> _PROVIDED MATERIAL_
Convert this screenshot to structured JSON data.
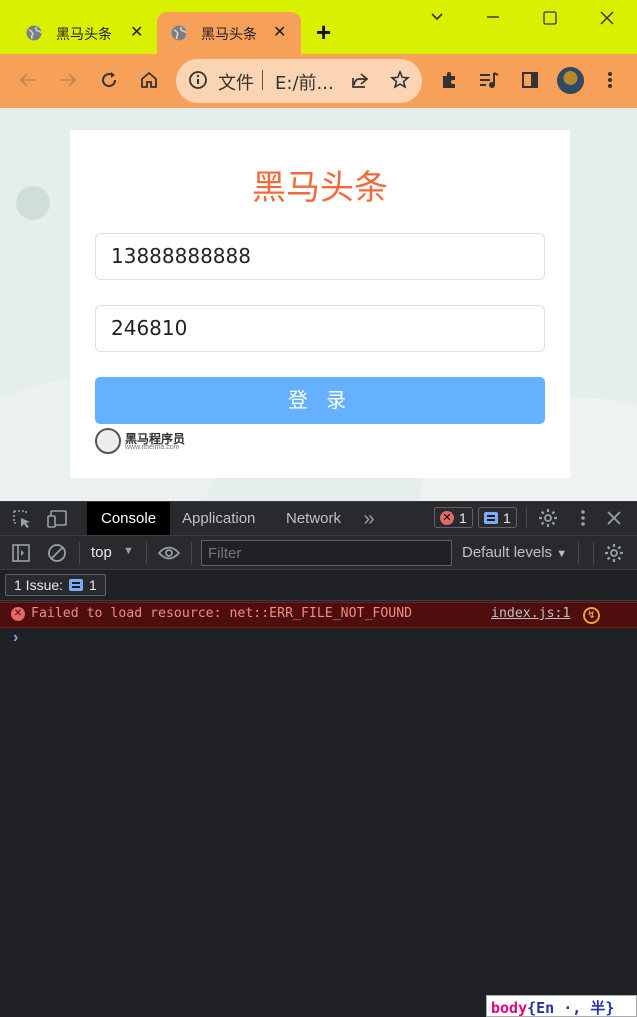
{
  "browser": {
    "tabs": [
      {
        "title": "黑马头条",
        "active": false
      },
      {
        "title": "黑马头条",
        "active": true
      }
    ],
    "new_tab": "+",
    "window_controls": {
      "minimize": "⌄",
      "restore": "▢",
      "close": "✕"
    },
    "address": {
      "scheme_label": "文件",
      "url": "E:/前..."
    },
    "icons": [
      "back-icon",
      "forward-icon",
      "reload-icon",
      "home-icon",
      "info-icon",
      "share-icon",
      "star-icon",
      "extensions-icon",
      "media-icon",
      "sidepanel-icon",
      "avatar",
      "menu-icon"
    ],
    "colors": {
      "tab_strip": "#d9f100",
      "toolbar": "#f7a05a"
    }
  },
  "page": {
    "title": "黑马头条",
    "mobile_value": "13888888888",
    "code_value": "246810",
    "login_label": "登 录",
    "logo_text": "黑马程序员",
    "logo_sub": "www.itheima.com",
    "colors": {
      "title": "#f26a3c",
      "button": "#66b1ff"
    }
  },
  "devtools": {
    "tabs": [
      "Console",
      "Application",
      "Network"
    ],
    "active_tab": "Console",
    "more_tabs": "»",
    "error_count": "1",
    "message_count": "1",
    "context": "top",
    "filter_placeholder": "Filter",
    "levels_label": "Default levels",
    "issues_label": "1 Issue:",
    "issues_count": "1",
    "error_message": "Failed to load resource: net::ERR_FILE_NOT_FOUND",
    "error_source": "index.js:1",
    "prompt": "›"
  },
  "ime": {
    "prefix": "body",
    "mode": "En",
    "sep": "·,",
    "width": "半"
  }
}
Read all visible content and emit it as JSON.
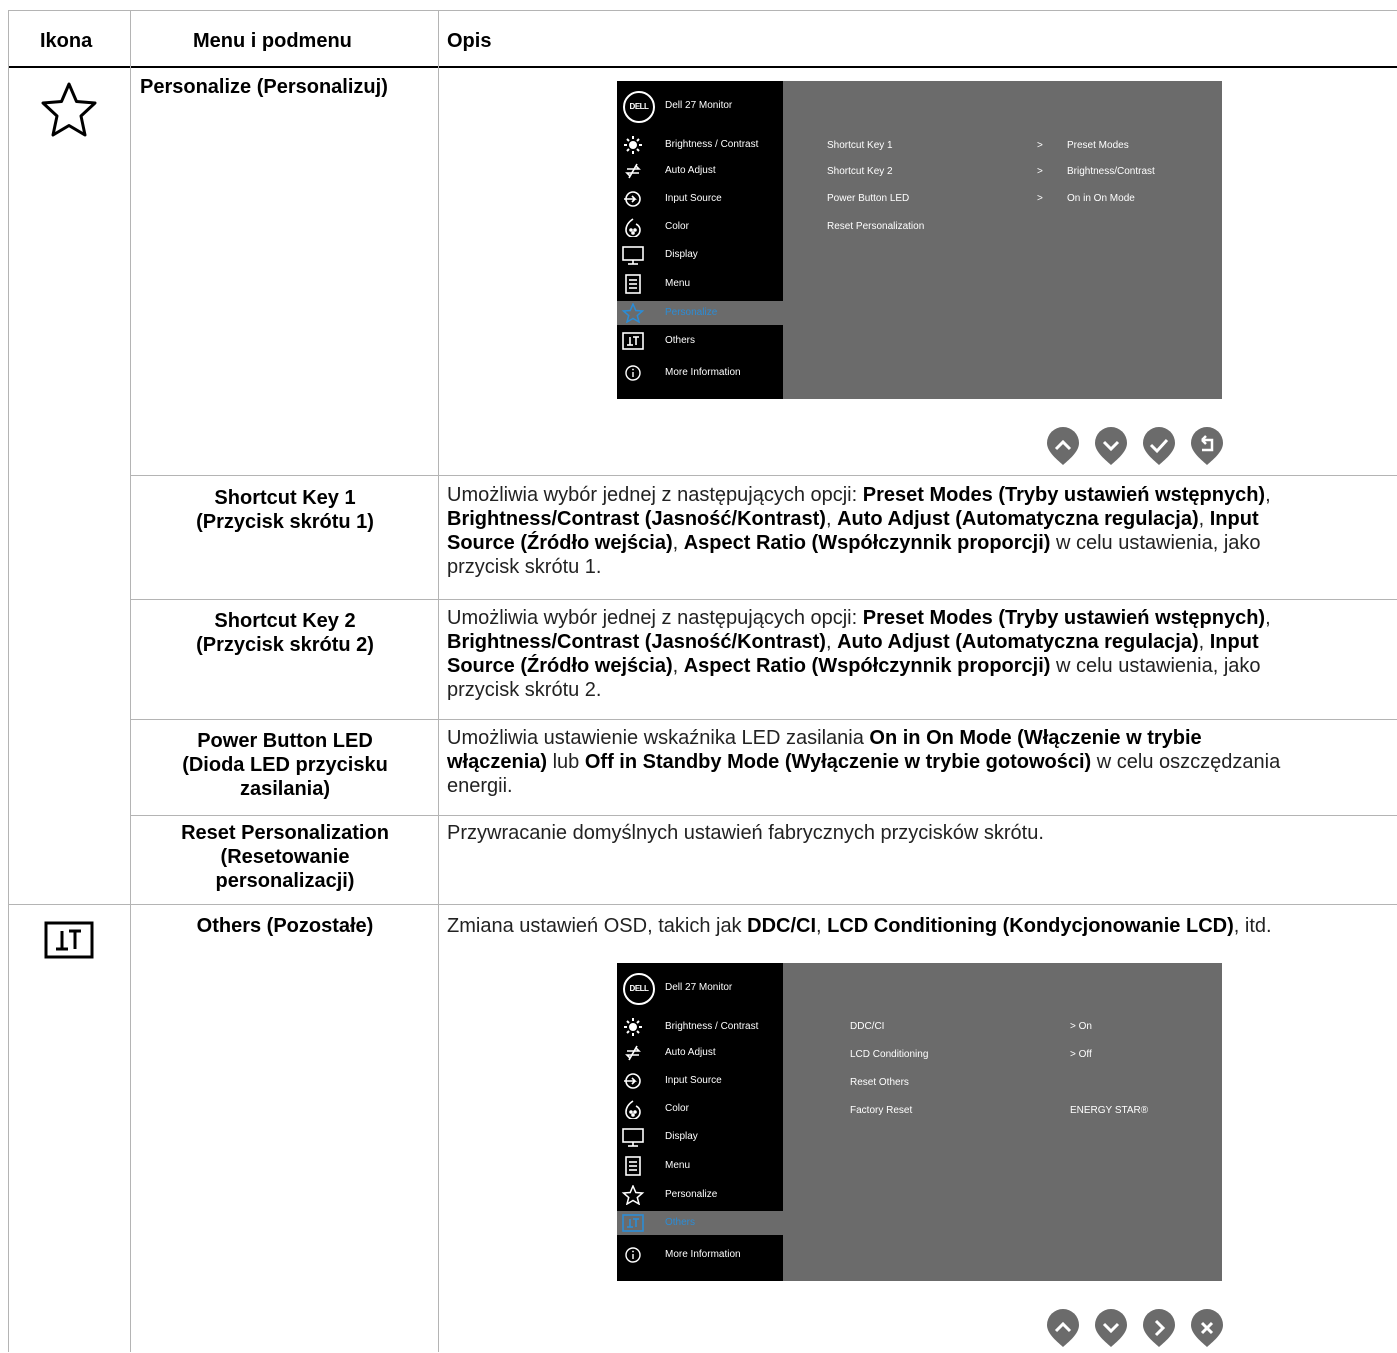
{
  "table": {
    "headers": {
      "icon": "Ikona",
      "menu": "Menu i podmenu",
      "desc": "Opis"
    },
    "personalize": {
      "icon": "star-icon",
      "title": "Personalize (Personalizuj)"
    },
    "rows": [
      {
        "name_l1": "Shortcut Key 1",
        "name_l2": "(Przycisk skrótu 1)",
        "desc_lines": [
          [
            [
              "Umożliwia wybór jednej z następujących opcji: ",
              false
            ],
            [
              "Preset Modes (Tryby ustawień wstępnych)",
              true
            ],
            [
              ",",
              false
            ]
          ],
          [
            [
              "Brightness/Contrast (Jasność/Kontrast)",
              true
            ],
            [
              ", ",
              false
            ],
            [
              "Auto Adjust (Automatyczna regulacja)",
              true
            ],
            [
              ", ",
              false
            ],
            [
              "Input",
              true
            ]
          ],
          [
            [
              "Source (Źródło wejścia)",
              true
            ],
            [
              ", ",
              false
            ],
            [
              "Aspect Ratio (Współczynnik proporcji)",
              true
            ],
            [
              " w celu ustawienia, jako",
              false
            ]
          ],
          [
            [
              "przycisk skrótu 1.",
              false
            ]
          ]
        ]
      },
      {
        "name_l1": "Shortcut Key 2",
        "name_l2": "(Przycisk skrótu 2)",
        "desc_lines": [
          [
            [
              "Umożliwia wybór jednej z następujących opcji: ",
              false
            ],
            [
              "Preset Modes (Tryby ustawień wstępnych)",
              true
            ],
            [
              ",",
              false
            ]
          ],
          [
            [
              "Brightness/Contrast (Jasność/Kontrast)",
              true
            ],
            [
              ", ",
              false
            ],
            [
              "Auto Adjust (Automatyczna regulacja)",
              true
            ],
            [
              ", ",
              false
            ],
            [
              "Input",
              true
            ]
          ],
          [
            [
              "Source (Źródło wejścia)",
              true
            ],
            [
              ", ",
              false
            ],
            [
              "Aspect Ratio (Współczynnik proporcji)",
              true
            ],
            [
              " w celu ustawienia, jako",
              false
            ]
          ],
          [
            [
              "przycisk skrótu 2.",
              false
            ]
          ]
        ]
      },
      {
        "name_l1": "Power Button LED",
        "name_l2": "(Dioda LED przycisku",
        "name_l3": "zasilania)",
        "desc_lines": [
          [
            [
              "Umożliwia ustawienie wskaźnika LED zasilania ",
              false
            ],
            [
              "On in On Mode (Włączenie w trybie",
              true
            ]
          ],
          [
            [
              "włączenia)",
              true
            ],
            [
              " lub ",
              false
            ],
            [
              "Off in Standby Mode (Wyłączenie w trybie gotowości)",
              true
            ],
            [
              " w celu oszczędzania",
              false
            ]
          ],
          [
            [
              "energii.",
              false
            ]
          ]
        ]
      },
      {
        "name_l1": "Reset Personalization",
        "name_l2": "(Resetowanie",
        "name_l3": "personalizacji)",
        "desc_lines": [
          [
            [
              "Przywracanie domyślnych ustawień fabrycznych przycisków skrótu.",
              false
            ]
          ]
        ]
      }
    ],
    "others": {
      "icon": "others-icon",
      "title": "Others (Pozostałe)",
      "desc_lines": [
        [
          [
            "Zmiana ustawień OSD, takich jak ",
            false
          ],
          [
            "DDC/CI",
            true
          ],
          [
            ", ",
            false
          ],
          [
            "LCD Conditioning (Kondycjonowanie LCD)",
            true
          ],
          [
            ", itd.",
            false
          ]
        ]
      ]
    }
  },
  "osd1": {
    "logo": "DELL",
    "title": "Dell 27 Monitor",
    "menu": [
      "Brightness / Contrast",
      "Auto Adjust",
      "Input Source",
      "Color",
      "Display",
      "Menu",
      "Personalize",
      "Others",
      "More Information"
    ],
    "selected_index": 6,
    "options": [
      {
        "label": "Shortcut Key 1",
        "arrow": ">",
        "value": "Preset Modes"
      },
      {
        "label": "Shortcut Key 2",
        "arrow": ">",
        "value": "Brightness/Contrast"
      },
      {
        "label": "Power Button LED",
        "arrow": ">",
        "value": "On in On Mode"
      },
      {
        "label": "Reset Personalization",
        "arrow": "",
        "value": ""
      }
    ],
    "nav_buttons": [
      "up-icon",
      "down-icon",
      "check-icon",
      "back-icon"
    ]
  },
  "osd2": {
    "logo": "DELL",
    "title": "Dell 27 Monitor",
    "menu": [
      "Brightness / Contrast",
      "Auto Adjust",
      "Input Source",
      "Color",
      "Display",
      "Menu",
      "Personalize",
      "Others",
      "More Information"
    ],
    "selected_index": 7,
    "options": [
      {
        "label": "DDC/CI",
        "value": "> On"
      },
      {
        "label": "LCD Conditioning",
        "value": "> Off"
      },
      {
        "label": "Reset Others",
        "value": ""
      },
      {
        "label": "Factory Reset",
        "value": "ENERGY STAR®"
      }
    ],
    "nav_buttons": [
      "up-icon",
      "down-icon",
      "right-icon",
      "close-icon"
    ]
  },
  "colors": {
    "osd_bg": "#6b6b6b",
    "osd_menu_bg": "#000000",
    "osd_selected": "#2b8cd6",
    "nav_button": "#6b6b6b"
  }
}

> _TASK DIRECTIONS_
Each line in the listing above that contains "ustawień" should be copied.

> _CORRECT RESPONSE_
              "Preset Modes (Tryby ustawień wstępnych)",
              "Preset Modes (Tryby ustawień wstępnych)",
              "Przywracanie domyślnych ustawień fabrycznych przycisków skrótu.",
            "Zmiana ustawień OSD, takich jak ",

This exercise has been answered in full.